§ Exercise material
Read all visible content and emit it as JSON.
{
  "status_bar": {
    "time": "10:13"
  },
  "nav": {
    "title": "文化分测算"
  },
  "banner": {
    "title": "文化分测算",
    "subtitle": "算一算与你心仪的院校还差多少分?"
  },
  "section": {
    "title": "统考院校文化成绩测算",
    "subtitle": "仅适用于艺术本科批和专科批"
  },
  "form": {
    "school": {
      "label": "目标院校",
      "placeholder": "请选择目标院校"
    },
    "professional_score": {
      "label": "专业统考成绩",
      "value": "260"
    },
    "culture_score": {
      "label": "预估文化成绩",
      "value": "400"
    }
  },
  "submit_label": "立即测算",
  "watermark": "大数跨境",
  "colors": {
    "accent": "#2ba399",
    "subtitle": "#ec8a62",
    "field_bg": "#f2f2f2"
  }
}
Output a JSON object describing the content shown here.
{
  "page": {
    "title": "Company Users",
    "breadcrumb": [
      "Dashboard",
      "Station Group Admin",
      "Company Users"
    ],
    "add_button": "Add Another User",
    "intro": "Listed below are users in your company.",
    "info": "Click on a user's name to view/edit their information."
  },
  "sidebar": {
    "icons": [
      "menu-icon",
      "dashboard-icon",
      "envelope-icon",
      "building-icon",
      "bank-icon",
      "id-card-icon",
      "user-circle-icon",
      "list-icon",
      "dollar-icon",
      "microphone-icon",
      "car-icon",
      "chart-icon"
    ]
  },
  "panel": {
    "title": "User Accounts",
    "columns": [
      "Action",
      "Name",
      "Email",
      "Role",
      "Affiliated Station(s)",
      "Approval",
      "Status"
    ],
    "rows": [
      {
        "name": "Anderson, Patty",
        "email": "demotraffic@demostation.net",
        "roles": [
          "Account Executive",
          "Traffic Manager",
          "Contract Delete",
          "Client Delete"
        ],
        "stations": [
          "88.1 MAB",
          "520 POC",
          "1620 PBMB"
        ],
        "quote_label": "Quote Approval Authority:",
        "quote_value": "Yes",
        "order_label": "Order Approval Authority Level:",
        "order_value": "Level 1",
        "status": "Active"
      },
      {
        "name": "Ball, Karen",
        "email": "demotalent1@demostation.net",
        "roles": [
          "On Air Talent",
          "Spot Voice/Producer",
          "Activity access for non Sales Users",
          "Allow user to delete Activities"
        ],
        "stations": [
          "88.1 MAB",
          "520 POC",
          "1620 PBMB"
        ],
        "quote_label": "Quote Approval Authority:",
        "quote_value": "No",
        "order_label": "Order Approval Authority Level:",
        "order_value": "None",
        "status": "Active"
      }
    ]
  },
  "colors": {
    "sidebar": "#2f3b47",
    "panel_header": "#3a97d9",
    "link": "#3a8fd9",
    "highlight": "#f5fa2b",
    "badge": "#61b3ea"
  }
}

§ Stated goal
All entries must be repeated verbatim.

§ Response
Read all visible content and emit it as JSON.
{
  "status_bar": {
    "time": "10:13"
  },
  "nav": {
    "title": "文化分测算"
  },
  "banner": {
    "title": "文化分测算",
    "subtitle": "算一算与你心仪的院校还差多少分?"
  },
  "section": {
    "title": "统考院校文化成绩测算",
    "subtitle": "仅适用于艺术本科批和专科批"
  },
  "form": {
    "school": {
      "label": "目标院校",
      "placeholder": "请选择目标院校"
    },
    "professional_score": {
      "label": "专业统考成绩",
      "value": "260"
    },
    "culture_score": {
      "label": "预估文化成绩",
      "value": "400"
    }
  },
  "submit_label": "立即测算",
  "watermark": "大数跨境",
  "colors": {
    "accent": "#2ba399",
    "subtitle": "#ec8a62",
    "field_bg": "#f2f2f2"
  }
}
Output a JSON object describing the content shown here.
{
  "page": {
    "title": "Company Users",
    "breadcrumb": [
      "Dashboard",
      "Station Group Admin",
      "Company Users"
    ],
    "add_button": "Add Another User",
    "intro": "Listed below are users in your company.",
    "info": "Click on a user's name to view/edit their information."
  },
  "sidebar": {
    "icons": [
      "menu-icon",
      "dashboard-icon",
      "envelope-icon",
      "building-icon",
      "bank-icon",
      "id-card-icon",
      "user-circle-icon",
      "list-icon",
      "dollar-icon",
      "microphone-icon",
      "car-icon",
      "chart-icon"
    ]
  },
  "panel": {
    "title": "User Accounts",
    "columns": [
      "Action",
      "Name",
      "Email",
      "Role",
      "Affiliated Station(s)",
      "Approval",
      "Status"
    ],
    "rows": [
      {
        "name": "Anderson, Patty",
        "email": "demotraffic@demostation.net",
        "roles": [
          "Account Executive",
          "Traffic Manager",
          "Contract Delete",
          "Client Delete"
        ],
        "stations": [
          "88.1 MAB",
          "520 POC",
          "1620 PBMB"
        ],
        "quote_label": "Quote Approval Authority:",
        "quote_value": "Yes",
        "order_label": "Order Approval Authority Level:",
        "order_value": "Level 1",
        "status": "Active"
      },
      {
        "name": "Ball, Karen",
        "email": "demotalent1@demostation.net",
        "roles": [
          "On Air Talent",
          "Spot Voice/Producer",
          "Activity access for non Sales Users",
          "Allow user to delete Activities"
        ],
        "stations": [
          "88.1 MAB",
          "520 POC",
          "1620 PBMB"
        ],
        "quote_label": "Quote Approval Authority:",
        "quote_value": "No",
        "order_label": "Order Approval Authority Level:",
        "order_value": "None",
        "status": "Active"
      }
    ]
  },
  "colors": {
    "sidebar": "#2f3b47",
    "panel_header": "#3a97d9",
    "link": "#3a8fd9",
    "highlight": "#f5fa2b",
    "badge": "#61b3ea"
  }
}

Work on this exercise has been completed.